Goal of the exercise »
Lines containing the string "icon" are to be counted; report only how many there are.

============================================================

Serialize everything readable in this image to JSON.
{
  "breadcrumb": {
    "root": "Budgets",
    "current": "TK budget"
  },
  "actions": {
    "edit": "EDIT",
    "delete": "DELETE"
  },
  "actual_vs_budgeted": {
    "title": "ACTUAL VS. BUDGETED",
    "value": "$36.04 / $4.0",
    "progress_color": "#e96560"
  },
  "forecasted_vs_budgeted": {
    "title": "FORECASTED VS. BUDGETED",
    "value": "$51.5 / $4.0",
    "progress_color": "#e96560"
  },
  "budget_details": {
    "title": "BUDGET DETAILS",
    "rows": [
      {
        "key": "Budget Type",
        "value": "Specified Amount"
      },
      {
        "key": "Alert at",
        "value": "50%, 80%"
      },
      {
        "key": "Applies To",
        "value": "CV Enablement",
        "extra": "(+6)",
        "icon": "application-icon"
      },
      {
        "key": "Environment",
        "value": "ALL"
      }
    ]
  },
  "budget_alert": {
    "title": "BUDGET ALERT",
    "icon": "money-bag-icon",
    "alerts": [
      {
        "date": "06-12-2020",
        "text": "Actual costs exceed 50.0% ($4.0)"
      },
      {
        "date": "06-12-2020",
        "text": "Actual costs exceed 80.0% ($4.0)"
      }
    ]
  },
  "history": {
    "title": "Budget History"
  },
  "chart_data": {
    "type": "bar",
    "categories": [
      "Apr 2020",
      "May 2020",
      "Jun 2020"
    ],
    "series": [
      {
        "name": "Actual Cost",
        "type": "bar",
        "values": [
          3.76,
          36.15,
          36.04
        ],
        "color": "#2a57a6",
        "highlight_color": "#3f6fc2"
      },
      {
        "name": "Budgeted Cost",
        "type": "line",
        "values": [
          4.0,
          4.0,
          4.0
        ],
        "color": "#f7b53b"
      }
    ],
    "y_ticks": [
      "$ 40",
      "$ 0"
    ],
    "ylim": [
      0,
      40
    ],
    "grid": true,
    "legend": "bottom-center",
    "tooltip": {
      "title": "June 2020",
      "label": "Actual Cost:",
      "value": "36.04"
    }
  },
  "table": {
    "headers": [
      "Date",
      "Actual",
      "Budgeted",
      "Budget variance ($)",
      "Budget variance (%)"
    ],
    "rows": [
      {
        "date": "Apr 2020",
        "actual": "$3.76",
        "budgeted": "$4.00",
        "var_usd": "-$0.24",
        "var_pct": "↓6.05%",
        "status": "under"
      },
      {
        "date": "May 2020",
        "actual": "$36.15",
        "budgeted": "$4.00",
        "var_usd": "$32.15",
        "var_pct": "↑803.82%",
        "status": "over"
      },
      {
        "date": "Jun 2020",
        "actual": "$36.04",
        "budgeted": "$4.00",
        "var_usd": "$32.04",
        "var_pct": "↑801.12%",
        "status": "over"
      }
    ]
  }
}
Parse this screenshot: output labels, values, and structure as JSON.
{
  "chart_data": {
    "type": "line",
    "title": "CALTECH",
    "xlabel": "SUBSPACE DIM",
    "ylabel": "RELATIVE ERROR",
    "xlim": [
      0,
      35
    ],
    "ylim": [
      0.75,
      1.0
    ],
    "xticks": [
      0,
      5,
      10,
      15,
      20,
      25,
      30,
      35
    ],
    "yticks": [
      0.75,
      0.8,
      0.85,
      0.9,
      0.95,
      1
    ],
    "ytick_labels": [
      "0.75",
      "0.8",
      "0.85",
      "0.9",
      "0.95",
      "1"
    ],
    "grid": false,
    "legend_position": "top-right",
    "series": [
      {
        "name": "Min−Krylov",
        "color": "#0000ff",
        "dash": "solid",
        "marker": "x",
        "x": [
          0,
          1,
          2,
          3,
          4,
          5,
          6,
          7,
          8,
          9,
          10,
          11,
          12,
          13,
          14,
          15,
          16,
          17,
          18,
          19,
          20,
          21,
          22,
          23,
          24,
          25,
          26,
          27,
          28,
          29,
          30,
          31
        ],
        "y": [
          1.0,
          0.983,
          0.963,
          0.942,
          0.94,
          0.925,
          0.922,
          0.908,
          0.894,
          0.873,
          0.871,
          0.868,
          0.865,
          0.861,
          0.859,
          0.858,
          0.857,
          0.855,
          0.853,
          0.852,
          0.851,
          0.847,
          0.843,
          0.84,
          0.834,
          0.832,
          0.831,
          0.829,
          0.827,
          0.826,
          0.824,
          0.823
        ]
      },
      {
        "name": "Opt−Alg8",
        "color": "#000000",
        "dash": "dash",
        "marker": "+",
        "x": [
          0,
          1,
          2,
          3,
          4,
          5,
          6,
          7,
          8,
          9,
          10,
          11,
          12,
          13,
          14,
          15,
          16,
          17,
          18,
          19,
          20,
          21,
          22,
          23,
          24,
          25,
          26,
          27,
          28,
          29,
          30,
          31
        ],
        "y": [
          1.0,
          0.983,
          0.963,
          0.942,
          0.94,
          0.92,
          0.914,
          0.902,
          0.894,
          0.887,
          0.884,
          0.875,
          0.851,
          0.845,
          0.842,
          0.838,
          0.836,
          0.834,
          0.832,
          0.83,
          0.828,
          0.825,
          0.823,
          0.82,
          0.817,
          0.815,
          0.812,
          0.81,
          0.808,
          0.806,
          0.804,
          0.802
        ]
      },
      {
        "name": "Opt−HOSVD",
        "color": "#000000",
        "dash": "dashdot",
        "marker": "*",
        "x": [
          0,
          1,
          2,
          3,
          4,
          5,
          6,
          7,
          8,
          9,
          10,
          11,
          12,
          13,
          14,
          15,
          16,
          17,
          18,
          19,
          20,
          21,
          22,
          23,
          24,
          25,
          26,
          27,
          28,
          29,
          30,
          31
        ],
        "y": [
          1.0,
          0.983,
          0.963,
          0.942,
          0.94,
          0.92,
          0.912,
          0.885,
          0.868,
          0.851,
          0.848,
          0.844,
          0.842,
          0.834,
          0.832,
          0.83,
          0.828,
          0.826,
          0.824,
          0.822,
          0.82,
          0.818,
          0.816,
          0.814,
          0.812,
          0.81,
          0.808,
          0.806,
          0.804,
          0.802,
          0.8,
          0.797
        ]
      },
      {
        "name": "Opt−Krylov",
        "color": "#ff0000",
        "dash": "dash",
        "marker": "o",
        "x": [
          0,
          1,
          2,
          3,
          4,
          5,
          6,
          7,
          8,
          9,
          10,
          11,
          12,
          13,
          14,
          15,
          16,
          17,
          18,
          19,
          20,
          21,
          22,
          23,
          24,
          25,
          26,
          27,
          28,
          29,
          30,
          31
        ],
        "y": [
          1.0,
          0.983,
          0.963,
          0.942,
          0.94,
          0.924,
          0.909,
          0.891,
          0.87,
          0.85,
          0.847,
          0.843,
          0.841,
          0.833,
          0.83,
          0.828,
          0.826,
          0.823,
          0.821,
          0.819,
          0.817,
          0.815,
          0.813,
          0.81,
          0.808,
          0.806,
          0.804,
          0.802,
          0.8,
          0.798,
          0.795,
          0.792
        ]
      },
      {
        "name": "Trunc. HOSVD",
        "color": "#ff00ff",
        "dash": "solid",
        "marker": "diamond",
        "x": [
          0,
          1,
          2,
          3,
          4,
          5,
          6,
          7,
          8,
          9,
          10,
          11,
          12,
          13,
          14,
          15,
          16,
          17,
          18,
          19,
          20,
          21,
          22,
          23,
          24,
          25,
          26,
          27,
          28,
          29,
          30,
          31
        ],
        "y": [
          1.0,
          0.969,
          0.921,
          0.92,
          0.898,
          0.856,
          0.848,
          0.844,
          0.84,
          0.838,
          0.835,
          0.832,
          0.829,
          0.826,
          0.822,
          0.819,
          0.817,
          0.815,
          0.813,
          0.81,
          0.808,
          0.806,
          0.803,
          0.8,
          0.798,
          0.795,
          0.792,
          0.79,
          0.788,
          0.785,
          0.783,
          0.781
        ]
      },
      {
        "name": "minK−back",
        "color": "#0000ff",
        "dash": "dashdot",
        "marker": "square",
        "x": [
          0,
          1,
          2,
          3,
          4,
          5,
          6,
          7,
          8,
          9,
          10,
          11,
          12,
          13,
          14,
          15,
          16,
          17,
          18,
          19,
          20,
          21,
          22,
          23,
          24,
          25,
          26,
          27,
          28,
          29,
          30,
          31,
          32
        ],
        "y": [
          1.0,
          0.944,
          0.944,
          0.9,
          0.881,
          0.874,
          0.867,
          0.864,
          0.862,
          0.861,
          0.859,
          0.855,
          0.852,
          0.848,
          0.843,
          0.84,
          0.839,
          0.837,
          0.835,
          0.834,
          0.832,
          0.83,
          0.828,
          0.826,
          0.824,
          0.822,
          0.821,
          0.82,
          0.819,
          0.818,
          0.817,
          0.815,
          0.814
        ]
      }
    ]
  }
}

============================================================

Solution »
2